◆ TASK TO CARRY OUT
Transcribe all of the material exactly, except for its pictures.

◆ DATA
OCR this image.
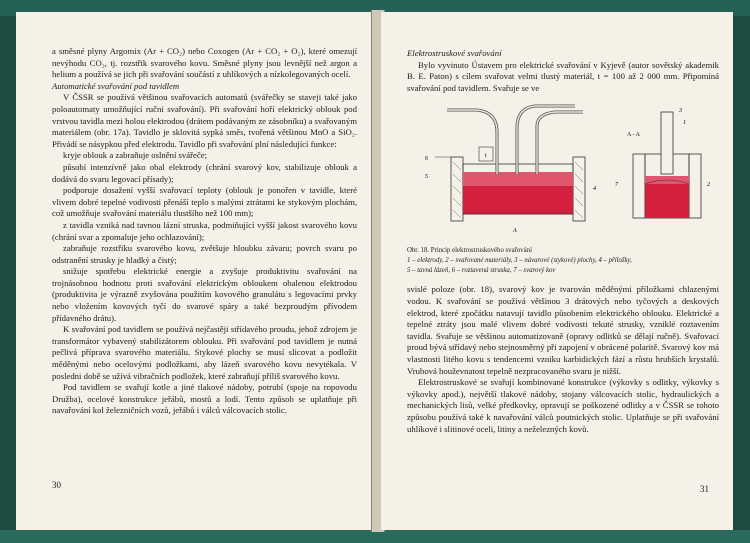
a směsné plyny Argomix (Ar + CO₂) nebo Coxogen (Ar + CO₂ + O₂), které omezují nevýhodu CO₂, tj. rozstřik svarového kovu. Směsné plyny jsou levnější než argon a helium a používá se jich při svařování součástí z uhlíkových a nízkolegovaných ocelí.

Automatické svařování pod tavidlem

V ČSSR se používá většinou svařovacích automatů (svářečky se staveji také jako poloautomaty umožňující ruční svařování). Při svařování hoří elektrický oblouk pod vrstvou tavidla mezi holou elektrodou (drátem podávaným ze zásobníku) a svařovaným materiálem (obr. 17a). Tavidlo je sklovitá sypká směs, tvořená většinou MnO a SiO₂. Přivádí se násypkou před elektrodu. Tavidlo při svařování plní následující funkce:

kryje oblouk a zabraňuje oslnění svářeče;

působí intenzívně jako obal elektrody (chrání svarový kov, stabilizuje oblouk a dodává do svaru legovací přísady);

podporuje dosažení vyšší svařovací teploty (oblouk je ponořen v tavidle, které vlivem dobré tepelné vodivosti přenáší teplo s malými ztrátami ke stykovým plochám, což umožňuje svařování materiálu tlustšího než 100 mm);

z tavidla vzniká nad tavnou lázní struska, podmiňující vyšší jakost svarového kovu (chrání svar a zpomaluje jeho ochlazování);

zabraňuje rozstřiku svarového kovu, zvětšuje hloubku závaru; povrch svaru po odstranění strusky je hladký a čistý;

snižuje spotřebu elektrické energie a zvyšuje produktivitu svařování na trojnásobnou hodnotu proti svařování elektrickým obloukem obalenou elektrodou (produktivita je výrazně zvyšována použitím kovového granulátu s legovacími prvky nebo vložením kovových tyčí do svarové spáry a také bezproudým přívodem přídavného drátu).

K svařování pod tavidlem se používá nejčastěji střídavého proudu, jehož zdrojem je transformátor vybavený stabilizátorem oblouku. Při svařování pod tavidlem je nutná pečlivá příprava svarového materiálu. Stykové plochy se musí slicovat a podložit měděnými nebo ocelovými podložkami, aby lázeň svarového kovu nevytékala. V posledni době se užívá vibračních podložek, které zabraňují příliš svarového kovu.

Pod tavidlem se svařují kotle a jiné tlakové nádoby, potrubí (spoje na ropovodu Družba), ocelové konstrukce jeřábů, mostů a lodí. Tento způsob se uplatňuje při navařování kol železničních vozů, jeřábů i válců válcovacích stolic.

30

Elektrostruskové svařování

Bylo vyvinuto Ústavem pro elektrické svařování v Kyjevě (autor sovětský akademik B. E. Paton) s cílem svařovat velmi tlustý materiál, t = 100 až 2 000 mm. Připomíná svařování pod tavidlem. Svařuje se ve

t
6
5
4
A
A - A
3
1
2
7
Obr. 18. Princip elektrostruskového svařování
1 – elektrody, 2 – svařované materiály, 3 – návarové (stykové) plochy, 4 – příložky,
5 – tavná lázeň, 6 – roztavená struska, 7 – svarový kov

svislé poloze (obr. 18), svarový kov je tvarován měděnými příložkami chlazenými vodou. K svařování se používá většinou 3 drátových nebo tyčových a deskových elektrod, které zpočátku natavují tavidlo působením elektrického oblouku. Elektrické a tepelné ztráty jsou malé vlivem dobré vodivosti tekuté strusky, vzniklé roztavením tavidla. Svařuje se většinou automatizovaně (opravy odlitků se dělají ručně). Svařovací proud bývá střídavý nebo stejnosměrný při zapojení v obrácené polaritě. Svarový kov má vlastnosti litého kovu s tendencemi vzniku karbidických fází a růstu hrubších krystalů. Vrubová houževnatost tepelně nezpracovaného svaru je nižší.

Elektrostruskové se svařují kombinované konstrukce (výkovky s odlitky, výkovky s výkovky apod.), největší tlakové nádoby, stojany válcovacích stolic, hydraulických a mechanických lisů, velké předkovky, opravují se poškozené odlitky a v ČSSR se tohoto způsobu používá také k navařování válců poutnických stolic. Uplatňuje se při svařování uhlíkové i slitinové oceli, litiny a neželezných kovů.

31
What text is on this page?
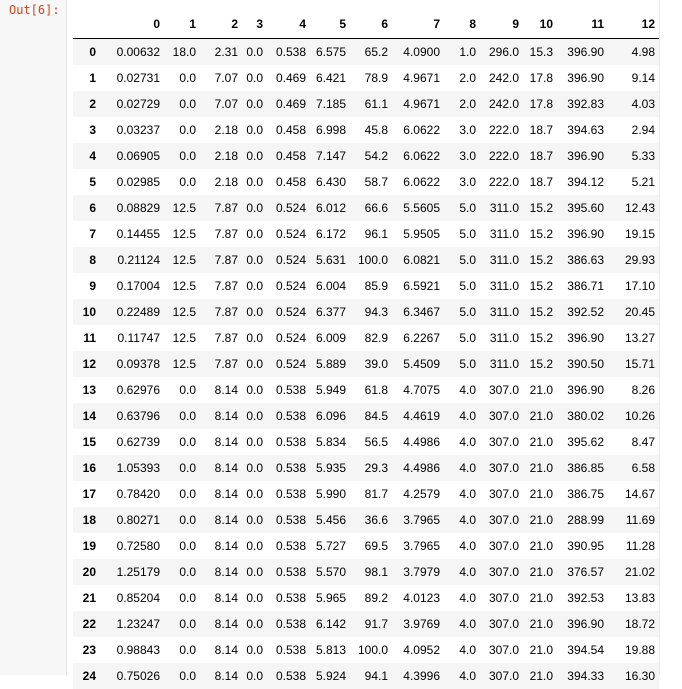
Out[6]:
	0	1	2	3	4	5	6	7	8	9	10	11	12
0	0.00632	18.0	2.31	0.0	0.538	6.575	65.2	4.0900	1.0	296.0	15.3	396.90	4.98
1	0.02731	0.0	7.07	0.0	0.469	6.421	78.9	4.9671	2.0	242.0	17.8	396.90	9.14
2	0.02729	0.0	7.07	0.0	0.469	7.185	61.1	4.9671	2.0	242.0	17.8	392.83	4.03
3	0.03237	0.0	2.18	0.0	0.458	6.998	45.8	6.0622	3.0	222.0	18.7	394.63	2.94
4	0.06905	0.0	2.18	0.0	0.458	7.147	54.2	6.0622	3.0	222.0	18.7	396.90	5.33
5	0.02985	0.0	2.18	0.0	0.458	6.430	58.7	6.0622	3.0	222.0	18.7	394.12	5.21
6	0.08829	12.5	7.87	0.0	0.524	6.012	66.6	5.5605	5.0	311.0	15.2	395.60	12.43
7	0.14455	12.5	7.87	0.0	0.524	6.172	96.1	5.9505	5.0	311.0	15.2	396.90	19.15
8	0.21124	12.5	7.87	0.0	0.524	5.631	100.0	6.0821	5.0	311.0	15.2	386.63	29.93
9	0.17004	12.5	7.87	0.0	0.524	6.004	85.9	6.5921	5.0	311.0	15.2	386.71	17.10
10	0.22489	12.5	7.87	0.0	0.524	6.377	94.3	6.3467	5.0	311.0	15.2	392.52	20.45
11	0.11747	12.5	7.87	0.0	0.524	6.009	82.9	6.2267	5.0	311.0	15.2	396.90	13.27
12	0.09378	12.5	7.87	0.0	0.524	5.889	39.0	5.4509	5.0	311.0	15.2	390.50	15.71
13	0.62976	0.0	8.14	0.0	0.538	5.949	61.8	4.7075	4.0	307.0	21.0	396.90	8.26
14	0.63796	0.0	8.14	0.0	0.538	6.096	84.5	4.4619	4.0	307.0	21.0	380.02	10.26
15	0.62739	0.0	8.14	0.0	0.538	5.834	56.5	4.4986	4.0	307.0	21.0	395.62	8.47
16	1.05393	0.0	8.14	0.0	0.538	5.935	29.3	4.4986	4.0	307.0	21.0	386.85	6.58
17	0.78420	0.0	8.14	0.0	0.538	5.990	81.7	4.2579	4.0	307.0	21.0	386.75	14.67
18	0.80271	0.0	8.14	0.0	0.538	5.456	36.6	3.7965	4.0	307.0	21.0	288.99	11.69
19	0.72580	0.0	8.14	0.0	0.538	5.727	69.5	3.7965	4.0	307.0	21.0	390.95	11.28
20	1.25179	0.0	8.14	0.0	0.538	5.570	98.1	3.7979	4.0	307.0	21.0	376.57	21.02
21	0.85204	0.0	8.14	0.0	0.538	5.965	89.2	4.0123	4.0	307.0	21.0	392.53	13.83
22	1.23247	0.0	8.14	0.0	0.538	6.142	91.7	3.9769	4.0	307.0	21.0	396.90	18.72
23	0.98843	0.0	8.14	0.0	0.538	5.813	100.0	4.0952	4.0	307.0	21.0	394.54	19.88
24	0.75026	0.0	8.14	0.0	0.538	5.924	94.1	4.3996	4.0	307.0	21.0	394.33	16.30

◆ REPLY
OCR this image.
a směsné plyny Argomix (Ar + CO₂) nebo Coxogen (Ar + CO₂ + O₂), které omezují nevýhodu CO₂, tj. rozstřik svarového kovu. Směsné plyny jsou levnější než argon a helium a používá se jich při svařování součástí z uhlíkových a nízkolegovaných ocelí.

Automatické svařování pod tavidlem

V ČSSR se používá většinou svařovacích automatů (svářečky se staveji také jako poloautomaty umožňující ruční svařování). Při svařování hoří elektrický oblouk pod vrstvou tavidla mezi holou elektrodou (drátem podávaným ze zásobníku) a svařovaným materiálem (obr. 17a). Tavidlo je sklovitá sypká směs, tvořená většinou MnO a SiO₂. Přivádí se násypkou před elektrodu. Tavidlo při svařování plní následující funkce:

kryje oblouk a zabraňuje oslnění svářeče;

působí intenzívně jako obal elektrody (chrání svarový kov, stabilizuje oblouk a dodává do svaru legovací přísady);

podporuje dosažení vyšší svařovací teploty (oblouk je ponořen v tavidle, které vlivem dobré tepelné vodivosti přenáší teplo s malými ztrátami ke stykovým plochám, což umožňuje svařování materiálu tlustšího než 100 mm);

z tavidla vzniká nad tavnou lázní struska, podmiňující vyšší jakost svarového kovu (chrání svar a zpomaluje jeho ochlazování);

zabraňuje rozstřiku svarového kovu, zvětšuje hloubku závaru; povrch svaru po odstranění strusky je hladký a čistý;

snižuje spotřebu elektrické energie a zvyšuje produktivitu svařování na trojnásobnou hodnotu proti svařování elektrickým obloukem obalenou elektrodou (produktivita je výrazně zvyšována použitím kovového granulátu s legovacími prvky nebo vložením kovových tyčí do svarové spáry a také bezproudým přívodem přídavného drátu).

K svařování pod tavidlem se používá nejčastěji střídavého proudu, jehož zdrojem je transformátor vybavený stabilizátorem oblouku. Při svařování pod tavidlem je nutná pečlivá příprava svarového materiálu. Stykové plochy se musí slicovat a podložit měděnými nebo ocelovými podložkami, aby lázeň svarového kovu nevytékala. V posledni době se užívá vibračních podložek, které zabraňují příliš svarového kovu.

Pod tavidlem se svařují kotle a jiné tlakové nádoby, potrubí (spoje na ropovodu Družba), ocelové konstrukce jeřábů, mostů a lodí. Tento způsob se uplatňuje při navařování kol železničních vozů, jeřábů i válců válcovacích stolic.

30

Elektrostruskové svařování

Bylo vyvinuto Ústavem pro elektrické svařování v Kyjevě (autor sovětský akademik B. E. Paton) s cílem svařovat velmi tlustý materiál, t = 100 až 2 000 mm. Připomíná svařování pod tavidlem. Svařuje se ve

t
6
5
4
A
A - A
3
1
2
7
Obr. 18. Princip elektrostruskového svařování
1 – elektrody, 2 – svařované materiály, 3 – návarové (stykové) plochy, 4 – příložky,
5 – tavná lázeň, 6 – roztavená struska, 7 – svarový kov

svislé poloze (obr. 18), svarový kov je tvarován měděnými příložkami chlazenými vodou. K svařování se používá většinou 3 drátových nebo tyčových a deskových elektrod, které zpočátku natavují tavidlo působením elektrického oblouku. Elektrické a tepelné ztráty jsou malé vlivem dobré vodivosti tekuté strusky, vzniklé roztavením tavidla. Svařuje se většinou automatizovaně (opravy odlitků se dělají ručně). Svařovací proud bývá střídavý nebo stejnosměrný při zapojení v obrácené polaritě. Svarový kov má vlastnosti litého kovu s tendencemi vzniku karbidických fází a růstu hrubších krystalů. Vrubová houževnatost tepelně nezpracovaného svaru je nižší.

Elektrostruskové se svařují kombinované konstrukce (výkovky s odlitky, výkovky s výkovky apod.), největší tlakové nádoby, stojany válcovacích stolic, hydraulických a mechanických lisů, velké předkovky, opravují se poškozené odlitky a v ČSSR se tohoto způsobu používá také k navařování válců poutnických stolic. Uplatňuje se při svařování uhlíkové i slitinové oceli, litiny a neželezných kovů.

31
What text is on this page?
Out[6]:
	0	1	2	3	4	5	6	7	8	9	10	11	12
0	0.00632	18.0	2.31	0.0	0.538	6.575	65.2	4.0900	1.0	296.0	15.3	396.90	4.98
1	0.02731	0.0	7.07	0.0	0.469	6.421	78.9	4.9671	2.0	242.0	17.8	396.90	9.14
2	0.02729	0.0	7.07	0.0	0.469	7.185	61.1	4.9671	2.0	242.0	17.8	392.83	4.03
3	0.03237	0.0	2.18	0.0	0.458	6.998	45.8	6.0622	3.0	222.0	18.7	394.63	2.94
4	0.06905	0.0	2.18	0.0	0.458	7.147	54.2	6.0622	3.0	222.0	18.7	396.90	5.33
5	0.02985	0.0	2.18	0.0	0.458	6.430	58.7	6.0622	3.0	222.0	18.7	394.12	5.21
6	0.08829	12.5	7.87	0.0	0.524	6.012	66.6	5.5605	5.0	311.0	15.2	395.60	12.43
7	0.14455	12.5	7.87	0.0	0.524	6.172	96.1	5.9505	5.0	311.0	15.2	396.90	19.15
8	0.21124	12.5	7.87	0.0	0.524	5.631	100.0	6.0821	5.0	311.0	15.2	386.63	29.93
9	0.17004	12.5	7.87	0.0	0.524	6.004	85.9	6.5921	5.0	311.0	15.2	386.71	17.10
10	0.22489	12.5	7.87	0.0	0.524	6.377	94.3	6.3467	5.0	311.0	15.2	392.52	20.45
11	0.11747	12.5	7.87	0.0	0.524	6.009	82.9	6.2267	5.0	311.0	15.2	396.90	13.27
12	0.09378	12.5	7.87	0.0	0.524	5.889	39.0	5.4509	5.0	311.0	15.2	390.50	15.71
13	0.62976	0.0	8.14	0.0	0.538	5.949	61.8	4.7075	4.0	307.0	21.0	396.90	8.26
14	0.63796	0.0	8.14	0.0	0.538	6.096	84.5	4.4619	4.0	307.0	21.0	380.02	10.26
15	0.62739	0.0	8.14	0.0	0.538	5.834	56.5	4.4986	4.0	307.0	21.0	395.62	8.47
16	1.05393	0.0	8.14	0.0	0.538	5.935	29.3	4.4986	4.0	307.0	21.0	386.85	6.58
17	0.78420	0.0	8.14	0.0	0.538	5.990	81.7	4.2579	4.0	307.0	21.0	386.75	14.67
18	0.80271	0.0	8.14	0.0	0.538	5.456	36.6	3.7965	4.0	307.0	21.0	288.99	11.69
19	0.72580	0.0	8.14	0.0	0.538	5.727	69.5	3.7965	4.0	307.0	21.0	390.95	11.28
20	1.25179	0.0	8.14	0.0	0.538	5.570	98.1	3.7979	4.0	307.0	21.0	376.57	21.02
21	0.85204	0.0	8.14	0.0	0.538	5.965	89.2	4.0123	4.0	307.0	21.0	392.53	13.83
22	1.23247	0.0	8.14	0.0	0.538	6.142	91.7	3.9769	4.0	307.0	21.0	396.90	18.72
23	0.98843	0.0	8.14	0.0	0.538	5.813	100.0	4.0952	4.0	307.0	21.0	394.54	19.88
24	0.75026	0.0	8.14	0.0	0.538	5.924	94.1	4.3996	4.0	307.0	21.0	394.33	16.30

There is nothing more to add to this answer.